» **Written task**
Print the data that follows exactly.

» **Supplied records**

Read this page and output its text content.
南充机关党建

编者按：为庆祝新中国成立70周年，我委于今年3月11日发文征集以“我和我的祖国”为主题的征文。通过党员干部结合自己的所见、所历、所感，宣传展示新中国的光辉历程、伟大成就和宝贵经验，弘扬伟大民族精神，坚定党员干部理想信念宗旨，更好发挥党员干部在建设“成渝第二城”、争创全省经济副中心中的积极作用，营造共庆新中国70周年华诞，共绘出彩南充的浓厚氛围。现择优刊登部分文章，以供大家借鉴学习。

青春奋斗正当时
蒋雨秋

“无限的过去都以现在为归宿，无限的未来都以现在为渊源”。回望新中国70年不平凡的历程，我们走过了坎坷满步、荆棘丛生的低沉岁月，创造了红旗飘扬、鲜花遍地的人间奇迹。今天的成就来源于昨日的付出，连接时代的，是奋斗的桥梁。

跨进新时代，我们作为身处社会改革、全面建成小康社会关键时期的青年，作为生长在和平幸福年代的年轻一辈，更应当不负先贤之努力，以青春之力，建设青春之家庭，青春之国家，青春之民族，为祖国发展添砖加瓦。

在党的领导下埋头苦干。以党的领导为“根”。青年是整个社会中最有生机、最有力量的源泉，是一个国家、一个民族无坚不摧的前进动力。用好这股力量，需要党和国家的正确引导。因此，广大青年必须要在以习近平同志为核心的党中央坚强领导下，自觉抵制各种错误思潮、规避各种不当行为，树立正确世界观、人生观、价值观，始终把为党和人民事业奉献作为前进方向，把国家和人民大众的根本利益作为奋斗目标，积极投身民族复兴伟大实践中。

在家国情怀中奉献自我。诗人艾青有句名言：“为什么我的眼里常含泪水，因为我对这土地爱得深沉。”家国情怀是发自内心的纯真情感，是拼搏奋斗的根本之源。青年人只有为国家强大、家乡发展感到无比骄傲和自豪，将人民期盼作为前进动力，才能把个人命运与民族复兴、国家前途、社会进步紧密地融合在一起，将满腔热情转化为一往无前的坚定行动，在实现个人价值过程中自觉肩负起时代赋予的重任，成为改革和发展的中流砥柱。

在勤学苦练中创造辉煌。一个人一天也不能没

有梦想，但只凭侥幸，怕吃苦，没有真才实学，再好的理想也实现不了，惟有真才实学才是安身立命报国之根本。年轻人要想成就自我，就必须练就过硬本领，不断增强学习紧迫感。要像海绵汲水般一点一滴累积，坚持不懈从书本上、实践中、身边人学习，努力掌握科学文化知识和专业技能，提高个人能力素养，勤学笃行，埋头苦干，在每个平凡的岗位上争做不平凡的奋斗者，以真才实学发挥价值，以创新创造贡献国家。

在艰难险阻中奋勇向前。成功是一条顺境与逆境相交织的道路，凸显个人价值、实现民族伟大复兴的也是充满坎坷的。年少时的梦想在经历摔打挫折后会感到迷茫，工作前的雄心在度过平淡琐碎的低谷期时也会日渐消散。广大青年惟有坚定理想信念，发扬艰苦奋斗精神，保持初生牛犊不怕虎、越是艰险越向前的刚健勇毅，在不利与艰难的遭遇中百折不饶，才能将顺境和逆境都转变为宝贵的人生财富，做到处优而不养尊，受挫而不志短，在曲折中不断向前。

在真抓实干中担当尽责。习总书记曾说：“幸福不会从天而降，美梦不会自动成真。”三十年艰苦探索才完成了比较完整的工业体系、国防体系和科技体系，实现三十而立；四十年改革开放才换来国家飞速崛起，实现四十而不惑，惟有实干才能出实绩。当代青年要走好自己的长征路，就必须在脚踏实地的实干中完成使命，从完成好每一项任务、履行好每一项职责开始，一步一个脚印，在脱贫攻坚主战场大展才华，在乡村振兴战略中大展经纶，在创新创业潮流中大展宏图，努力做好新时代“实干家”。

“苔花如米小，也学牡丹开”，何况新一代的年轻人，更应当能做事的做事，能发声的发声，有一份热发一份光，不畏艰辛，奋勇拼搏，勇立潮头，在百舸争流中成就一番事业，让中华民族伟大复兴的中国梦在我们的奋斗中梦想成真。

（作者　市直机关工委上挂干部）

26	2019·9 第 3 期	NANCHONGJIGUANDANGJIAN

» **Answer to this exercise**
Read this page and output its text content.
南充机关党建

编者按：为庆祝新中国成立70周年，我委于今年3月11日发文征集以“我和我的祖国”为主题的征文。通过党员干部结合自己的所见、所历、所感，宣传展示新中国的光辉历程、伟大成就和宝贵经验，弘扬伟大民族精神，坚定党员干部理想信念宗旨，更好发挥党员干部在建设“成渝第二城”、争创全省经济副中心中的积极作用，营造共庆新中国70周年华诞，共绘出彩南充的浓厚氛围。现择优刊登部分文章，以供大家借鉴学习。

青春奋斗正当时
蒋雨秋

“无限的过去都以现在为归宿，无限的未来都以现在为渊源”。回望新中国70年不平凡的历程，我们走过了坎坷满步、荆棘丛生的低沉岁月，创造了红旗飘扬、鲜花遍地的人间奇迹。今天的成就来源于昨日的付出，连接时代的，是奋斗的桥梁。

跨进新时代，我们作为身处社会改革、全面建成小康社会关键时期的青年，作为生长在和平幸福年代的年轻一辈，更应当不负先贤之努力，以青春之力，建设青春之家庭，青春之国家，青春之民族，为祖国发展添砖加瓦。

在党的领导下埋头苦干。以党的领导为“根”。青年是整个社会中最有生机、最有力量的源泉，是一个国家、一个民族无坚不摧的前进动力。用好这股力量，需要党和国家的正确引导。因此，广大青年必须要在以习近平同志为核心的党中央坚强领导下，自觉抵制各种错误思潮、规避各种不当行为，树立正确世界观、人生观、价值观，始终把为党和人民事业奉献作为前进方向，把国家和人民大众的根本利益作为奋斗目标，积极投身民族复兴伟大实践中。

在家国情怀中奉献自我。诗人艾青有句名言：“为什么我的眼里常含泪水，因为我对这土地爱得深沉。”家国情怀是发自内心的纯真情感，是拼搏奋斗的根本之源。青年人只有为国家强大、家乡发展感到无比骄傲和自豪，将人民期盼作为前进动力，才能把个人命运与民族复兴、国家前途、社会进步紧密地融合在一起，将满腔热情转化为一往无前的坚定行动，在实现个人价值过程中自觉肩负起时代赋予的重任，成为改革和发展的中流砥柱。

在勤学苦练中创造辉煌。一个人一天也不能没

有梦想，但只凭侥幸，怕吃苦，没有真才实学，再好的理想也实现不了，惟有真才实学才是安身立命报国之根本。年轻人要想成就自我，就必须练就过硬本领，不断增强学习紧迫感。要像海绵汲水般一点一滴累积，坚持不懈从书本上、实践中、身边人学习，努力掌握科学文化知识和专业技能，提高个人能力素养，勤学笃行，埋头苦干，在每个平凡的岗位上争做不平凡的奋斗者，以真才实学发挥价值，以创新创造贡献国家。

在艰难险阻中奋勇向前。成功是一条顺境与逆境相交织的道路，凸显个人价值、实现民族伟大复兴的也是充满坎坷的。年少时的梦想在经历摔打挫折后会感到迷茫，工作前的雄心在度过平淡琐碎的低谷期时也会日渐消散。广大青年惟有坚定理想信念，发扬艰苦奋斗精神，保持初生牛犊不怕虎、越是艰险越向前的刚健勇毅，在不利与艰难的遭遇中百折不饶，才能将顺境和逆境都转变为宝贵的人生财富，做到处优而不养尊，受挫而不志短，在曲折中不断向前。

在真抓实干中担当尽责。习总书记曾说：“幸福不会从天而降，美梦不会自动成真。”三十年艰苦探索才完成了比较完整的工业体系、国防体系和科技体系，实现三十而立；四十年改革开放才换来国家飞速崛起，实现四十而不惑，惟有实干才能出实绩。当代青年要走好自己的长征路，就必须在脚踏实地的实干中完成使命，从完成好每一项任务、履行好每一项职责开始，一步一个脚印，在脱贫攻坚主战场大展才华，在乡村振兴战略中大展经纶，在创新创业潮流中大展宏图，努力做好新时代“实干家”。

“苔花如米小，也学牡丹开”，何况新一代的年轻人，更应当能做事的做事，能发声的发声，有一份热发一份光，不畏艰辛，奋勇拼搏，勇立潮头，在百舸争流中成就一番事业，让中华民族伟大复兴的中国梦在我们的奋斗中梦想成真。

（作者　市直机关工委上挂干部）

26	2019·9 第 3 期	NANCHONGJIGUANDANGJIAN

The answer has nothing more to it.